- _GOAL_: Output all of the records exactly as written.

- _DATA SUPPLIED_:
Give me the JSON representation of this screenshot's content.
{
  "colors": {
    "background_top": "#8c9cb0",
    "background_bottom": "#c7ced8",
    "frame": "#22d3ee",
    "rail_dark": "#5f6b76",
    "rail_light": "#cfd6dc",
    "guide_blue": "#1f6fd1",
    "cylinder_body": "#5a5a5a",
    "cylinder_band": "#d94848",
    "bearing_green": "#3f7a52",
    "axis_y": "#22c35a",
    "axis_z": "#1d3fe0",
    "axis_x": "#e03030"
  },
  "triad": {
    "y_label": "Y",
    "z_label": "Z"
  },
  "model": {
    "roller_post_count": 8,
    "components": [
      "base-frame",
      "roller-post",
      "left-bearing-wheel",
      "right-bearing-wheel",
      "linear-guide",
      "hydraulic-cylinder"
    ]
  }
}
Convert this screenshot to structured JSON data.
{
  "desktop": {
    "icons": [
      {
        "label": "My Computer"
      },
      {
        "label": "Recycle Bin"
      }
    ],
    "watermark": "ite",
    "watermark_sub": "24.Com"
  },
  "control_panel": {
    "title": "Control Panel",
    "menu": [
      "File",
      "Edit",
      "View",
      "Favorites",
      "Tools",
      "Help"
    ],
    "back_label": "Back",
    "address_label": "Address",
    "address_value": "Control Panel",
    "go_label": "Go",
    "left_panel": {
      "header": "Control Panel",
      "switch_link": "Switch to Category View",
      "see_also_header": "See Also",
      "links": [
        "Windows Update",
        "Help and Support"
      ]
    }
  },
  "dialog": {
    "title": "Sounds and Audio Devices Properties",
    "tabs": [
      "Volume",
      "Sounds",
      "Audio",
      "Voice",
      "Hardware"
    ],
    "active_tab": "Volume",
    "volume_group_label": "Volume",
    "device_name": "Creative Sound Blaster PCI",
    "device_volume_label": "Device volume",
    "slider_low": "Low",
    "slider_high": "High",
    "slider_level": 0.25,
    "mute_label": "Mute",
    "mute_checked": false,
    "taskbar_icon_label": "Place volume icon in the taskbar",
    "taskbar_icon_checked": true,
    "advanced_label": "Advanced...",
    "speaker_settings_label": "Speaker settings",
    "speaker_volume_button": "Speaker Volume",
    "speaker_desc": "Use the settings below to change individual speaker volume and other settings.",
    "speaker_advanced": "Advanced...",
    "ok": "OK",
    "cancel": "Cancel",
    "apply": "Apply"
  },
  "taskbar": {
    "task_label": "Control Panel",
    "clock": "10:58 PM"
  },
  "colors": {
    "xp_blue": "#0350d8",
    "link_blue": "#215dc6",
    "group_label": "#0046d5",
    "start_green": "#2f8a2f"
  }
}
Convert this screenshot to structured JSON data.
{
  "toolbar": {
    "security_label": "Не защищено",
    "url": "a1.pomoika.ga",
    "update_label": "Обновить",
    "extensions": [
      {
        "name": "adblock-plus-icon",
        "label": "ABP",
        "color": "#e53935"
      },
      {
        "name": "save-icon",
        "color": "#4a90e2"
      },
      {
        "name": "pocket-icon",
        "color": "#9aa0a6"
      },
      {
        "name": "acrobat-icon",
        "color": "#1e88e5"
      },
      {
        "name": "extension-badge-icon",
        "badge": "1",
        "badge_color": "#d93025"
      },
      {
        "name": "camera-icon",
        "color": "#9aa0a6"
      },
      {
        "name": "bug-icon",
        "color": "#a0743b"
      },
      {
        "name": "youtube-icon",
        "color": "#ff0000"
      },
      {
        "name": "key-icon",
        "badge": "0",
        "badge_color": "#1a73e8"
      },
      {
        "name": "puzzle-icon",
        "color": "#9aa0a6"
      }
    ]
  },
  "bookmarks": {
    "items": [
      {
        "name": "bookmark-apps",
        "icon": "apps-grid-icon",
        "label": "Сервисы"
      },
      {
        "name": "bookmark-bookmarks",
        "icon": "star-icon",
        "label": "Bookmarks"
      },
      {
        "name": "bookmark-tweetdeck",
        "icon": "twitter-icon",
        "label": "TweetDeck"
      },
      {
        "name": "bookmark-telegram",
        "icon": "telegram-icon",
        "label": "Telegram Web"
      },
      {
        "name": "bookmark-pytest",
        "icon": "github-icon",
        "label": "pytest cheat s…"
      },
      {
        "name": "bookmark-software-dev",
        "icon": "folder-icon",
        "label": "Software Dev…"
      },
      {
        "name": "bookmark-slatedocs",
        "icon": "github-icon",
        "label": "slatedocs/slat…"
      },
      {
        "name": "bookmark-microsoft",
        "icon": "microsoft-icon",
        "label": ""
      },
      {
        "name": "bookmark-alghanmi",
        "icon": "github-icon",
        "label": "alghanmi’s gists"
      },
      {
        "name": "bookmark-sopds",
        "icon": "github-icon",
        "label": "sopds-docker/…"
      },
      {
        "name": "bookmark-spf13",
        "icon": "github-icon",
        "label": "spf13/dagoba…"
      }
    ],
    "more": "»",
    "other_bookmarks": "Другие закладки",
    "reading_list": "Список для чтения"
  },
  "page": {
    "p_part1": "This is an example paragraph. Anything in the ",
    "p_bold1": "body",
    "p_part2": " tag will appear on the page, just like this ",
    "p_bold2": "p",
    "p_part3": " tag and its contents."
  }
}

- _COMPLETE OUTPUT_:
Give me the JSON representation of this screenshot's content.
{
  "colors": {
    "background_top": "#8c9cb0",
    "background_bottom": "#c7ced8",
    "frame": "#22d3ee",
    "rail_dark": "#5f6b76",
    "rail_light": "#cfd6dc",
    "guide_blue": "#1f6fd1",
    "cylinder_body": "#5a5a5a",
    "cylinder_band": "#d94848",
    "bearing_green": "#3f7a52",
    "axis_y": "#22c35a",
    "axis_z": "#1d3fe0",
    "axis_x": "#e03030"
  },
  "triad": {
    "y_label": "Y",
    "z_label": "Z"
  },
  "model": {
    "roller_post_count": 8,
    "components": [
      "base-frame",
      "roller-post",
      "left-bearing-wheel",
      "right-bearing-wheel",
      "linear-guide",
      "hydraulic-cylinder"
    ]
  }
}
Convert this screenshot to structured JSON data.
{
  "desktop": {
    "icons": [
      {
        "label": "My Computer"
      },
      {
        "label": "Recycle Bin"
      }
    ],
    "watermark": "ite",
    "watermark_sub": "24.Com"
  },
  "control_panel": {
    "title": "Control Panel",
    "menu": [
      "File",
      "Edit",
      "View",
      "Favorites",
      "Tools",
      "Help"
    ],
    "back_label": "Back",
    "address_label": "Address",
    "address_value": "Control Panel",
    "go_label": "Go",
    "left_panel": {
      "header": "Control Panel",
      "switch_link": "Switch to Category View",
      "see_also_header": "See Also",
      "links": [
        "Windows Update",
        "Help and Support"
      ]
    }
  },
  "dialog": {
    "title": "Sounds and Audio Devices Properties",
    "tabs": [
      "Volume",
      "Sounds",
      "Audio",
      "Voice",
      "Hardware"
    ],
    "active_tab": "Volume",
    "volume_group_label": "Volume",
    "device_name": "Creative Sound Blaster PCI",
    "device_volume_label": "Device volume",
    "slider_low": "Low",
    "slider_high": "High",
    "slider_level": 0.25,
    "mute_label": "Mute",
    "mute_checked": false,
    "taskbar_icon_label": "Place volume icon in the taskbar",
    "taskbar_icon_checked": true,
    "advanced_label": "Advanced...",
    "speaker_settings_label": "Speaker settings",
    "speaker_volume_button": "Speaker Volume",
    "speaker_desc": "Use the settings below to change individual speaker volume and other settings.",
    "speaker_advanced": "Advanced...",
    "ok": "OK",
    "cancel": "Cancel",
    "apply": "Apply"
  },
  "taskbar": {
    "task_label": "Control Panel",
    "clock": "10:58 PM"
  },
  "colors": {
    "xp_blue": "#0350d8",
    "link_blue": "#215dc6",
    "group_label": "#0046d5",
    "start_green": "#2f8a2f"
  }
}
Convert this screenshot to structured JSON data.
{
  "toolbar": {
    "security_label": "Не защищено",
    "url": "a1.pomoika.ga",
    "update_label": "Обновить",
    "extensions": [
      {
        "name": "adblock-plus-icon",
        "label": "ABP",
        "color": "#e53935"
      },
      {
        "name": "save-icon",
        "color": "#4a90e2"
      },
      {
        "name": "pocket-icon",
        "color": "#9aa0a6"
      },
      {
        "name": "acrobat-icon",
        "color": "#1e88e5"
      },
      {
        "name": "extension-badge-icon",
        "badge": "1",
        "badge_color": "#d93025"
      },
      {
        "name": "camera-icon",
        "color": "#9aa0a6"
      },
      {
        "name": "bug-icon",
        "color": "#a0743b"
      },
      {
        "name": "youtube-icon",
        "color": "#ff0000"
      },
      {
        "name": "key-icon",
        "badge": "0",
        "badge_color": "#1a73e8"
      },
      {
        "name": "puzzle-icon",
        "color": "#9aa0a6"
      }
    ]
  },
  "bookmarks": {
    "items": [
      {
        "name": "bookmark-apps",
        "icon": "apps-grid-icon",
        "label": "Сервисы"
      },
      {
        "name": "bookmark-bookmarks",
        "icon": "star-icon",
        "label": "Bookmarks"
      },
      {
        "name": "bookmark-tweetdeck",
        "icon": "twitter-icon",
        "label": "TweetDeck"
      },
      {
        "name": "bookmark-telegram",
        "icon": "telegram-icon",
        "label": "Telegram Web"
      },
      {
        "name": "bookmark-pytest",
        "icon": "github-icon",
        "label": "pytest cheat s…"
      },
      {
        "name": "bookmark-software-dev",
        "icon": "folder-icon",
        "label": "Software Dev…"
      },
      {
        "name": "bookmark-slatedocs",
        "icon": "github-icon",
        "label": "slatedocs/slat…"
      },
      {
        "name": "bookmark-microsoft",
        "icon": "microsoft-icon",
        "label": ""
      },
      {
        "name": "bookmark-alghanmi",
        "icon": "github-icon",
        "label": "alghanmi’s gists"
      },
      {
        "name": "bookmark-sopds",
        "icon": "github-icon",
        "label": "sopds-docker/…"
      },
      {
        "name": "bookmark-spf13",
        "icon": "github-icon",
        "label": "spf13/dagoba…"
      }
    ],
    "more": "»",
    "other_bookmarks": "Другие закладки",
    "reading_list": "Список для чтения"
  },
  "page": {
    "p_part1": "This is an example paragraph. Anything in the ",
    "p_bold1": "body",
    "p_part2": " tag will appear on the page, just like this ",
    "p_bold2": "p",
    "p_part3": " tag and its contents."
  }
}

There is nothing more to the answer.